● **EXERCISE AIM**
Pull out every line in the data that has the string "Boutonne" in it.

● **DATA FOR THIS TASK**
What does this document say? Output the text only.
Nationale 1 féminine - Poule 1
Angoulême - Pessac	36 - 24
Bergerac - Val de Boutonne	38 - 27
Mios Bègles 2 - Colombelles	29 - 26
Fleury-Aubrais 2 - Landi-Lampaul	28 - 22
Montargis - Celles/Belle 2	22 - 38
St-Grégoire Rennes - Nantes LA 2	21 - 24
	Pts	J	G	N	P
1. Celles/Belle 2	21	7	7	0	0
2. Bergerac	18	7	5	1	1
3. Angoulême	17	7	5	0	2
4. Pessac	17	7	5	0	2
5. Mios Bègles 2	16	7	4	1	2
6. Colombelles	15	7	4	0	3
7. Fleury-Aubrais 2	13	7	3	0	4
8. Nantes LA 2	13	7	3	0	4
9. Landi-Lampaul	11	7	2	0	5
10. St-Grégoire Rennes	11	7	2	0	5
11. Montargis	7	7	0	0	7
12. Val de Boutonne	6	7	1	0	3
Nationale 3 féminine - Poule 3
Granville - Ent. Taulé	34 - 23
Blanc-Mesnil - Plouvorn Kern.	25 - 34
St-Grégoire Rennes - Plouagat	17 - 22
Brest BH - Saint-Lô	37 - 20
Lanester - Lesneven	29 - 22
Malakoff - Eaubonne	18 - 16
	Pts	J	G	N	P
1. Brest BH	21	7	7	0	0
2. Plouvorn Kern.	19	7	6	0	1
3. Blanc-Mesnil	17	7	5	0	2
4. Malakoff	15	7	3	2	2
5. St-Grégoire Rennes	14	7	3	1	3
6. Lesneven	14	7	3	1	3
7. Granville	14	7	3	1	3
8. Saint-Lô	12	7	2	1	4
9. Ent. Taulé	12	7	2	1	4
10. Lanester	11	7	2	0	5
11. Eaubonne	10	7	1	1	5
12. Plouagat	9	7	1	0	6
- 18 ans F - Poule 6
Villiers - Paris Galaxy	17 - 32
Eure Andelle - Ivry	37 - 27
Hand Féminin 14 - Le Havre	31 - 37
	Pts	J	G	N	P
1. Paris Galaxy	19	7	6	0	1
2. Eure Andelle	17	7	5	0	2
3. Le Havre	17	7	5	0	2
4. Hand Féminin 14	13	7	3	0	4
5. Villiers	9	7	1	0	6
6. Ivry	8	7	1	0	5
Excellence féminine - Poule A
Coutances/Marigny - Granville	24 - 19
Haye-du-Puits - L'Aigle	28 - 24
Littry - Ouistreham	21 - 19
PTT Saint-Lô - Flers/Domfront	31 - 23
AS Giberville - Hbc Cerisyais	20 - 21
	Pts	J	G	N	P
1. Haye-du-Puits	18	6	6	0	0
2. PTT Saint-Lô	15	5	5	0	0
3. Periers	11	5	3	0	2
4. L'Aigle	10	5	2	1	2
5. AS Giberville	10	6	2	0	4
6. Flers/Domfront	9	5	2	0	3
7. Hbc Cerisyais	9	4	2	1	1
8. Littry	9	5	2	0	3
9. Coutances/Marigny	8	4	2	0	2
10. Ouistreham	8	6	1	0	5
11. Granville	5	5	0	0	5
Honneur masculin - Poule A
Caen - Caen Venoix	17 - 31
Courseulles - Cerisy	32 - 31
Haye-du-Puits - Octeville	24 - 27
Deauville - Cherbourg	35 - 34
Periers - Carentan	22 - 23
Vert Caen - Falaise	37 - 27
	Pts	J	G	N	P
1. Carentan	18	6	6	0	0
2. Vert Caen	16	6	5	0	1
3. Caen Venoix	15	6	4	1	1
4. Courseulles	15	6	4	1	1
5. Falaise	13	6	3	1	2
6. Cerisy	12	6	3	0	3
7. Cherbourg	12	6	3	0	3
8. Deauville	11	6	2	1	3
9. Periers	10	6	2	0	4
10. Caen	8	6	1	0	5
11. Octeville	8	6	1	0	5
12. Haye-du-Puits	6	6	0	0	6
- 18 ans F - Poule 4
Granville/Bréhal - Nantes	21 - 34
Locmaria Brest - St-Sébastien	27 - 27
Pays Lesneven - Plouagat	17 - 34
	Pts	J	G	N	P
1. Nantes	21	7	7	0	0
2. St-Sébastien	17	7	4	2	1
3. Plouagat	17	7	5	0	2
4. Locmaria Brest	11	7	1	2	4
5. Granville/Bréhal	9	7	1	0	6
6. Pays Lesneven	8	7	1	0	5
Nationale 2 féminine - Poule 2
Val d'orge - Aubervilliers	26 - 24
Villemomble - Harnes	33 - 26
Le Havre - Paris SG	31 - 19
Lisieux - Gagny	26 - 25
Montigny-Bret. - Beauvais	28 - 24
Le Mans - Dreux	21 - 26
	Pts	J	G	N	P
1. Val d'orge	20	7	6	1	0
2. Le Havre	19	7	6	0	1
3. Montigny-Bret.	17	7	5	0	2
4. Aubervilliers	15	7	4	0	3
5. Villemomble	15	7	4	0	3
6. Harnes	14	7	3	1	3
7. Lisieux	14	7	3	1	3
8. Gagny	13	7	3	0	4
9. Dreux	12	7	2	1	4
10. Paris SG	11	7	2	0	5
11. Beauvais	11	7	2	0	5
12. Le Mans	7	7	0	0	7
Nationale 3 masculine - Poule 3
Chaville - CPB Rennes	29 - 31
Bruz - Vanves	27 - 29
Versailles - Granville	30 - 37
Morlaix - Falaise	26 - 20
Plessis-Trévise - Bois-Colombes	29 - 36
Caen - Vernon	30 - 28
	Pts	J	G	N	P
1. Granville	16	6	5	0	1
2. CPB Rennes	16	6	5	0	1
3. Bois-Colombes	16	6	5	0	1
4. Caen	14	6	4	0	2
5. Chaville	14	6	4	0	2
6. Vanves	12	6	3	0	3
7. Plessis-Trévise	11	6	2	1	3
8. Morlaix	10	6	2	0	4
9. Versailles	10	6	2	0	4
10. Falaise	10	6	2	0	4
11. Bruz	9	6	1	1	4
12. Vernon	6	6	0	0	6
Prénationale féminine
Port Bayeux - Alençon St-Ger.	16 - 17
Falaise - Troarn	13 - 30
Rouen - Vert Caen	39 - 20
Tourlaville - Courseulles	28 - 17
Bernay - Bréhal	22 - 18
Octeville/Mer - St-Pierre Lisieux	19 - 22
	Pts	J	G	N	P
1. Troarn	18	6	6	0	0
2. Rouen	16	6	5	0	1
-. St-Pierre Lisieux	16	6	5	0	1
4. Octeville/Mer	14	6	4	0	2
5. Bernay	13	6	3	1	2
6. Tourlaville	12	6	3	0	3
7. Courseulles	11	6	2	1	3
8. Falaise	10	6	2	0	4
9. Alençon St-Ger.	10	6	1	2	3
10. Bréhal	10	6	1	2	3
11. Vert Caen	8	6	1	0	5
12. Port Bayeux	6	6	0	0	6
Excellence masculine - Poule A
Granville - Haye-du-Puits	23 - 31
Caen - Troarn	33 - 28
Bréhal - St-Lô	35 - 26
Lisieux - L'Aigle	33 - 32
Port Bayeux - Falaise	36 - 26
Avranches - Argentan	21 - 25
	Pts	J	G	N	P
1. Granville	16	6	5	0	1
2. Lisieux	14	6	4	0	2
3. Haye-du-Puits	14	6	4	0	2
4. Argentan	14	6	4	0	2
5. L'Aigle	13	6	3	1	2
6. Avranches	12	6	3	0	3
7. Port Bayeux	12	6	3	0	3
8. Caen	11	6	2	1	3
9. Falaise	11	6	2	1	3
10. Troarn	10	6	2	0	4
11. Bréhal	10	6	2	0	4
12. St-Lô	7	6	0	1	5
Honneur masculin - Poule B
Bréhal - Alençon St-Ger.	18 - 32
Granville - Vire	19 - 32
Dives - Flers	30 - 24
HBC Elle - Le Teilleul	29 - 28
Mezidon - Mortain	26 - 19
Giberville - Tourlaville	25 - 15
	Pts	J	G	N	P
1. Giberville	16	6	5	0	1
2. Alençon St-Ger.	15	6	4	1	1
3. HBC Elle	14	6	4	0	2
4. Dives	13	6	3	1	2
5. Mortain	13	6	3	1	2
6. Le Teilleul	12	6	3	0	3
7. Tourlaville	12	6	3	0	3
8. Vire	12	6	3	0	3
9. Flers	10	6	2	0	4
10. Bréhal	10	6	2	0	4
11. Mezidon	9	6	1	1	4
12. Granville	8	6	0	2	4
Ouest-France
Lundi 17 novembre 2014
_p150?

--

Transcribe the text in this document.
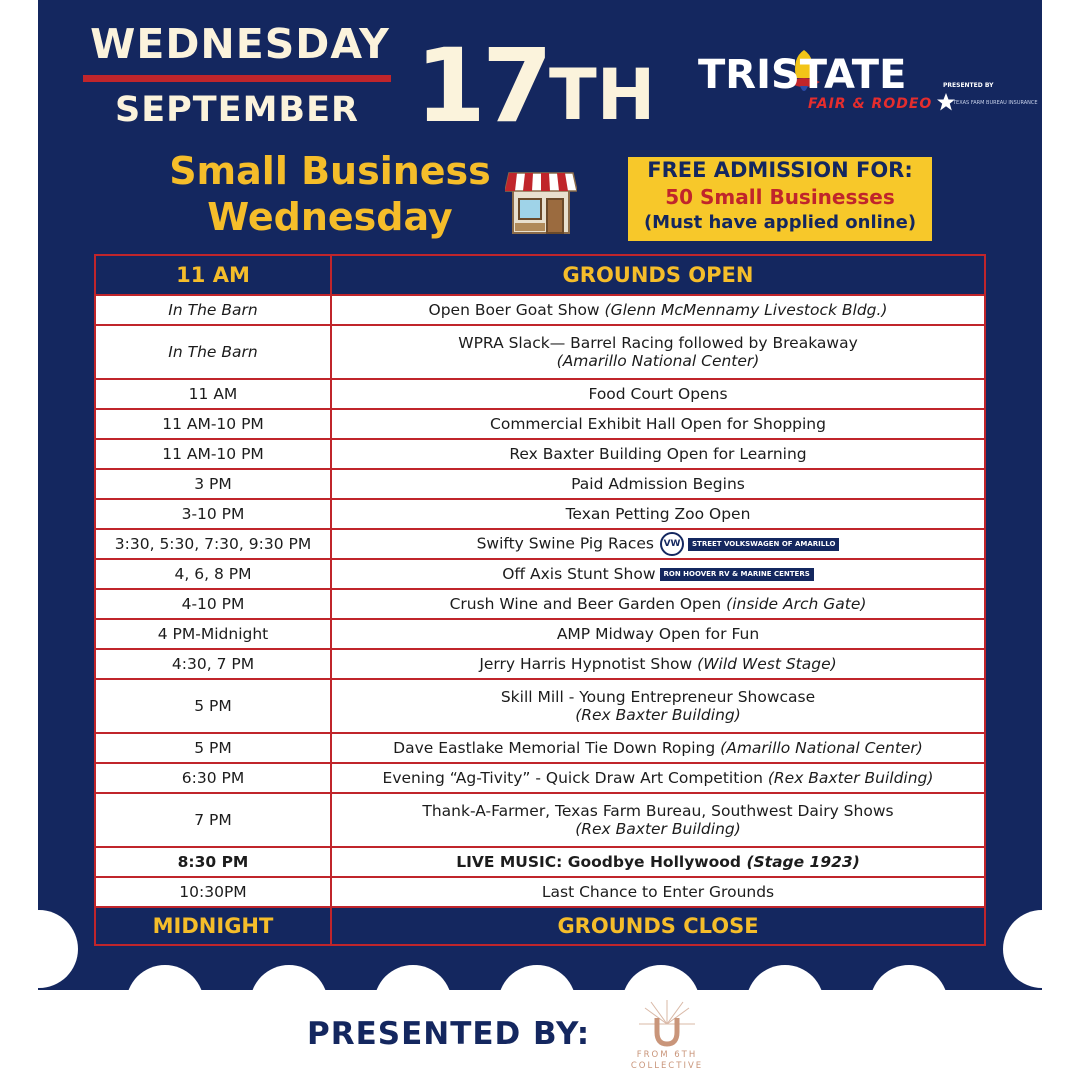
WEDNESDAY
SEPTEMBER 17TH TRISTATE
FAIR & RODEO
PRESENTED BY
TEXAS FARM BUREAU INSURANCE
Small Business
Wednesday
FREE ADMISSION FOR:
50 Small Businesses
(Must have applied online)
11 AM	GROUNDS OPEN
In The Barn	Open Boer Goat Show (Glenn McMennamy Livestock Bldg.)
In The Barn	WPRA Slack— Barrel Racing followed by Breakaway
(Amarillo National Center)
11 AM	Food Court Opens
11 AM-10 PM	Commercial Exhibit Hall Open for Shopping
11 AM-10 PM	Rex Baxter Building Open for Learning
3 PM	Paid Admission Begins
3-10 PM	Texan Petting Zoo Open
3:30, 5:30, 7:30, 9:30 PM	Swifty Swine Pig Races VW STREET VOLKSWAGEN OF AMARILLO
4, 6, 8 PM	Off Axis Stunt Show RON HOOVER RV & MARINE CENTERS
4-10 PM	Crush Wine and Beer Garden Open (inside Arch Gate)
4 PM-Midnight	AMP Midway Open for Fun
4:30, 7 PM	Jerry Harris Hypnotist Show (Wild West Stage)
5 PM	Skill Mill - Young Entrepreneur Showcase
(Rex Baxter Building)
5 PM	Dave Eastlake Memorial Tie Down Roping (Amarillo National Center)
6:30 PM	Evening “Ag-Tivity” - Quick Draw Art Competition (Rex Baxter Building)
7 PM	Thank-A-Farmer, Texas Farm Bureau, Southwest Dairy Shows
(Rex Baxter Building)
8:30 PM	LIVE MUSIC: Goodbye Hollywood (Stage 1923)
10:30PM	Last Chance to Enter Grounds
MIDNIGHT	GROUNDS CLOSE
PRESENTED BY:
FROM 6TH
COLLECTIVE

==

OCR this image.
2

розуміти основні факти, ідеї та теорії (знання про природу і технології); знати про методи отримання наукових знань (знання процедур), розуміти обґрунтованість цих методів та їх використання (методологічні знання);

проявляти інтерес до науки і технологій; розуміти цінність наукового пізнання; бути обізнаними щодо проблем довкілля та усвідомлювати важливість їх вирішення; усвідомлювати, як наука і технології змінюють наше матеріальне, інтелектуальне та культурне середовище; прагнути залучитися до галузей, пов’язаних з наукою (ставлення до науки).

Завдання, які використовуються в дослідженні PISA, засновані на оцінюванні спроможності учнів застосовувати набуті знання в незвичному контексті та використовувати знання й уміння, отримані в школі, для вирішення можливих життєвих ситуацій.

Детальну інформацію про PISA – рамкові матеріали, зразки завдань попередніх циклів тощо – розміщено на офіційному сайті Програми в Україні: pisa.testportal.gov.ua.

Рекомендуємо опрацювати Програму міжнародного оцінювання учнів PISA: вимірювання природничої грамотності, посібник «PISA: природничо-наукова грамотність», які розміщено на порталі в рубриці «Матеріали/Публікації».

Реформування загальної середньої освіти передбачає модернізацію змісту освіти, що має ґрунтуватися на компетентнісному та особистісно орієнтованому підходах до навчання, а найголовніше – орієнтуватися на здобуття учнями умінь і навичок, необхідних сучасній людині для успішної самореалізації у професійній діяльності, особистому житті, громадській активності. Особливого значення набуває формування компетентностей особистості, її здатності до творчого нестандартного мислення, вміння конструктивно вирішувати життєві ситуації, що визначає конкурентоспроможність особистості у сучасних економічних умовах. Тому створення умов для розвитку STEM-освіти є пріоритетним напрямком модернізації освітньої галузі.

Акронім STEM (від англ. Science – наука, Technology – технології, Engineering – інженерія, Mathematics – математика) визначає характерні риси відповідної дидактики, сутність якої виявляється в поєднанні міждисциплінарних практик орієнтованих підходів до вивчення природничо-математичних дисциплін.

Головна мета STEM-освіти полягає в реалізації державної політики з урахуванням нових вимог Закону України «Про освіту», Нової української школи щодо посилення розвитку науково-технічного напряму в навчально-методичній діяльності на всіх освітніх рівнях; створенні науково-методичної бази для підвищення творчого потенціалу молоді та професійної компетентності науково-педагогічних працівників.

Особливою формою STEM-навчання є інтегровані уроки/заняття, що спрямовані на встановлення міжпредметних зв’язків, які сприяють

● **ANSWER BELOW**
Bergerac - Val de Boutonne	38 - 27
12. Val de Boutonne	6	7	1	0	3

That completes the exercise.